STATED PROBLEM
In the material below, the lines containing the word "Página" are required; copy each of them.

::: ROWS

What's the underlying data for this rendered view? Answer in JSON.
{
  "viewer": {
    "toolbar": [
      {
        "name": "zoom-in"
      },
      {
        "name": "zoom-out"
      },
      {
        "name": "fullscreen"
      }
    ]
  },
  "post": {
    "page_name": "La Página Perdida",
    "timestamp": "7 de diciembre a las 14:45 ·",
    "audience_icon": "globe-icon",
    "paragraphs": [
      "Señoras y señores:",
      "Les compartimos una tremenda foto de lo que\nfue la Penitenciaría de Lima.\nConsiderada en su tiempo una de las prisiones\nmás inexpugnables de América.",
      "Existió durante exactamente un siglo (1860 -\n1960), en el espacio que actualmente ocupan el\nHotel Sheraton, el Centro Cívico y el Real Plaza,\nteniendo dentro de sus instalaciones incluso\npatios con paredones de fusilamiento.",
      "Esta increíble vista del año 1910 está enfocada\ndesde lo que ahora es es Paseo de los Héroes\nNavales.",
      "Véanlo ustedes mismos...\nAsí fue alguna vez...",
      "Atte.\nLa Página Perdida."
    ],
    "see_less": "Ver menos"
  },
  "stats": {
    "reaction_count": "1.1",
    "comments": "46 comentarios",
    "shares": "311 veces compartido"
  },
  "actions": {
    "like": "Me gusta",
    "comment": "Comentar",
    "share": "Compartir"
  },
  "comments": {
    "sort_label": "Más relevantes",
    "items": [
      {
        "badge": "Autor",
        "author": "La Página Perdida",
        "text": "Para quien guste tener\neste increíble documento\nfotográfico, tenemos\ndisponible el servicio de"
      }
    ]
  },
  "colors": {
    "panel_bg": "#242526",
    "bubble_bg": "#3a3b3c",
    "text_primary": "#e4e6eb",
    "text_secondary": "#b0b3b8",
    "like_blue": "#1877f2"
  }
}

::::::

FULL ANSWER
    "page_name": "La Página Perdida",
      "Atte.\nLa Página Perdida."
        "author": "La Página Perdida",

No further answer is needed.